▸ SHORT EXERCISE: Where a line holds "place", copy it.

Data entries

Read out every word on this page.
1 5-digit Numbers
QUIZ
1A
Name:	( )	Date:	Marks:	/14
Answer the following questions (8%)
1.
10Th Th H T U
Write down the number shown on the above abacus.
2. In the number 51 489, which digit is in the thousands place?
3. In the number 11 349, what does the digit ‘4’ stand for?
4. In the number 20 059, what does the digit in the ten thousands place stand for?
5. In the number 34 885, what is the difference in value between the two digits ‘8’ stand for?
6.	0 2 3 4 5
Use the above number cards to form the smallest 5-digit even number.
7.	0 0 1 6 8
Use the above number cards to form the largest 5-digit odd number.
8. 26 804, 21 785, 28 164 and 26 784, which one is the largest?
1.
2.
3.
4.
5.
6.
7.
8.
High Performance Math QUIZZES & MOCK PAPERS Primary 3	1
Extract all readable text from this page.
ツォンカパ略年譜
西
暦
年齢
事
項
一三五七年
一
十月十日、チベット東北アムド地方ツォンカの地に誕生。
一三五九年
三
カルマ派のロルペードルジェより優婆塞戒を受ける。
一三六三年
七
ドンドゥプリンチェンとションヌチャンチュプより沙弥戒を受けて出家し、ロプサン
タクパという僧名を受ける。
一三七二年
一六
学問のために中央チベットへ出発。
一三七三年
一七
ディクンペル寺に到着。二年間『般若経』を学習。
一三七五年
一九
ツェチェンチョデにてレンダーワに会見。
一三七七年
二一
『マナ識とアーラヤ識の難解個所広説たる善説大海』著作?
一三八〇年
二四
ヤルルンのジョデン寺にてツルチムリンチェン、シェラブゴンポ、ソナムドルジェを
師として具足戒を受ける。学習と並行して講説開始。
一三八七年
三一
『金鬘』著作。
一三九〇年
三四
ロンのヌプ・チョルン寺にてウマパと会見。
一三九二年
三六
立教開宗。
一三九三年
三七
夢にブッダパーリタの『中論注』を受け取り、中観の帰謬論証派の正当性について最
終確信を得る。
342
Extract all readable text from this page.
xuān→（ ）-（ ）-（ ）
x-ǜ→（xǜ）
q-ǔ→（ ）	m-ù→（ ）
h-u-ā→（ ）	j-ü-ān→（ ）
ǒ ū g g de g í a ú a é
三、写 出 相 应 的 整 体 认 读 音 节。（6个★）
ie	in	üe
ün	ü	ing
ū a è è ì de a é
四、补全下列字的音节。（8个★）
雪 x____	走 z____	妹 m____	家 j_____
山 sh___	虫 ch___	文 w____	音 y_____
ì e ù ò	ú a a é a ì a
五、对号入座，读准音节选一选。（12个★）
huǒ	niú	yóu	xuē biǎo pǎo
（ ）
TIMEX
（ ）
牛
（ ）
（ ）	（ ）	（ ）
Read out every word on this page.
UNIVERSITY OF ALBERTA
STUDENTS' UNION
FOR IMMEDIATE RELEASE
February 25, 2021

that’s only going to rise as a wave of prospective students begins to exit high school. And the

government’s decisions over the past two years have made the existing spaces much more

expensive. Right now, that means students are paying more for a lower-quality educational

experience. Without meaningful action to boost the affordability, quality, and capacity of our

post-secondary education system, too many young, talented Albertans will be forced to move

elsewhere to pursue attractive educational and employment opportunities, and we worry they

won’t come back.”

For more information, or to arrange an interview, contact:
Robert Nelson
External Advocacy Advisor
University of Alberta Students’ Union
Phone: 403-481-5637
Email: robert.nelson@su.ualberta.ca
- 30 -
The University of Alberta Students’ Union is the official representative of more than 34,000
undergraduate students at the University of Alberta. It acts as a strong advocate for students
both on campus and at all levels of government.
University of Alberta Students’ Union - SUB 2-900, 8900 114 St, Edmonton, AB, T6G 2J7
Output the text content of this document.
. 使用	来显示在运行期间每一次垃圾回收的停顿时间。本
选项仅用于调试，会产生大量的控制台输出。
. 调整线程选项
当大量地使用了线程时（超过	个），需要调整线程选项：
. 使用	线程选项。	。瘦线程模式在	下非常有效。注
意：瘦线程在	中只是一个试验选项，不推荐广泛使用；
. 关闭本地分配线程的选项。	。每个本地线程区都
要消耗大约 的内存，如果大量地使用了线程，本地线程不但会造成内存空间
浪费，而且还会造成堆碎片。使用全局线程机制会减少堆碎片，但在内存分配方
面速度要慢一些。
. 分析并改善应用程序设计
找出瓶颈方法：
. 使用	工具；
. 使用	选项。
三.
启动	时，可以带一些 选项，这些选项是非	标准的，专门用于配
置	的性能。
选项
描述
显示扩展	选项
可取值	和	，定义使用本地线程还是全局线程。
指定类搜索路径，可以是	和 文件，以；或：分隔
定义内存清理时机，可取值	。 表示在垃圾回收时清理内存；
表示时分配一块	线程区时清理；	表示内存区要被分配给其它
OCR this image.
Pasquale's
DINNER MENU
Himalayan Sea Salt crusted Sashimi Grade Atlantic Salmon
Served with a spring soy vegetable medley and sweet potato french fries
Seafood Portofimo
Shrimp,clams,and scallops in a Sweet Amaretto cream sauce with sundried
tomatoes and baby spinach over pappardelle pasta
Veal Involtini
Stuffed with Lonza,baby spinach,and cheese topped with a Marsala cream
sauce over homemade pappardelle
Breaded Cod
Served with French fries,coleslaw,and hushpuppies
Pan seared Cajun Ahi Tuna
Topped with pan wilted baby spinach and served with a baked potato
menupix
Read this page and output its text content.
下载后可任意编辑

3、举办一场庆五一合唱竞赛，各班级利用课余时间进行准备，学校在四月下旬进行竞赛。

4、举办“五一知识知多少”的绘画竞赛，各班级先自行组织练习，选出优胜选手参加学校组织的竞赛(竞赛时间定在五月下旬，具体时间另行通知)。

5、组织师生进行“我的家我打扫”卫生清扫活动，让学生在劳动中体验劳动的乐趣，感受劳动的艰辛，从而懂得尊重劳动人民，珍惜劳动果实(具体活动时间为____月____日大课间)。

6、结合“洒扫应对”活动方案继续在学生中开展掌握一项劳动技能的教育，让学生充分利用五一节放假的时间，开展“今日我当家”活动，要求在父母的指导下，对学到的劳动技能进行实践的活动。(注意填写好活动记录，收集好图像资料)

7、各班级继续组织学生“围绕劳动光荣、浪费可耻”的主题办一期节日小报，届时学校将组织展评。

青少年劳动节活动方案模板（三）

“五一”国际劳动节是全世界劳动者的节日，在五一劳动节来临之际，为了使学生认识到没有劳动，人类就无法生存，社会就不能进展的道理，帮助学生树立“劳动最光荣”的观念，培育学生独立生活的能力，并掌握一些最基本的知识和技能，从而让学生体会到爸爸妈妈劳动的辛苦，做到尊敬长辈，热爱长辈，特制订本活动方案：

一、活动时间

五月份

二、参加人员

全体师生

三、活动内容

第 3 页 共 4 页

▸ EXERCISE SOLUTION:
2. In the number 51 489, which digit is in the thousands place?
4. In the number 20 059, what does the digit in the ten thousands place stand for?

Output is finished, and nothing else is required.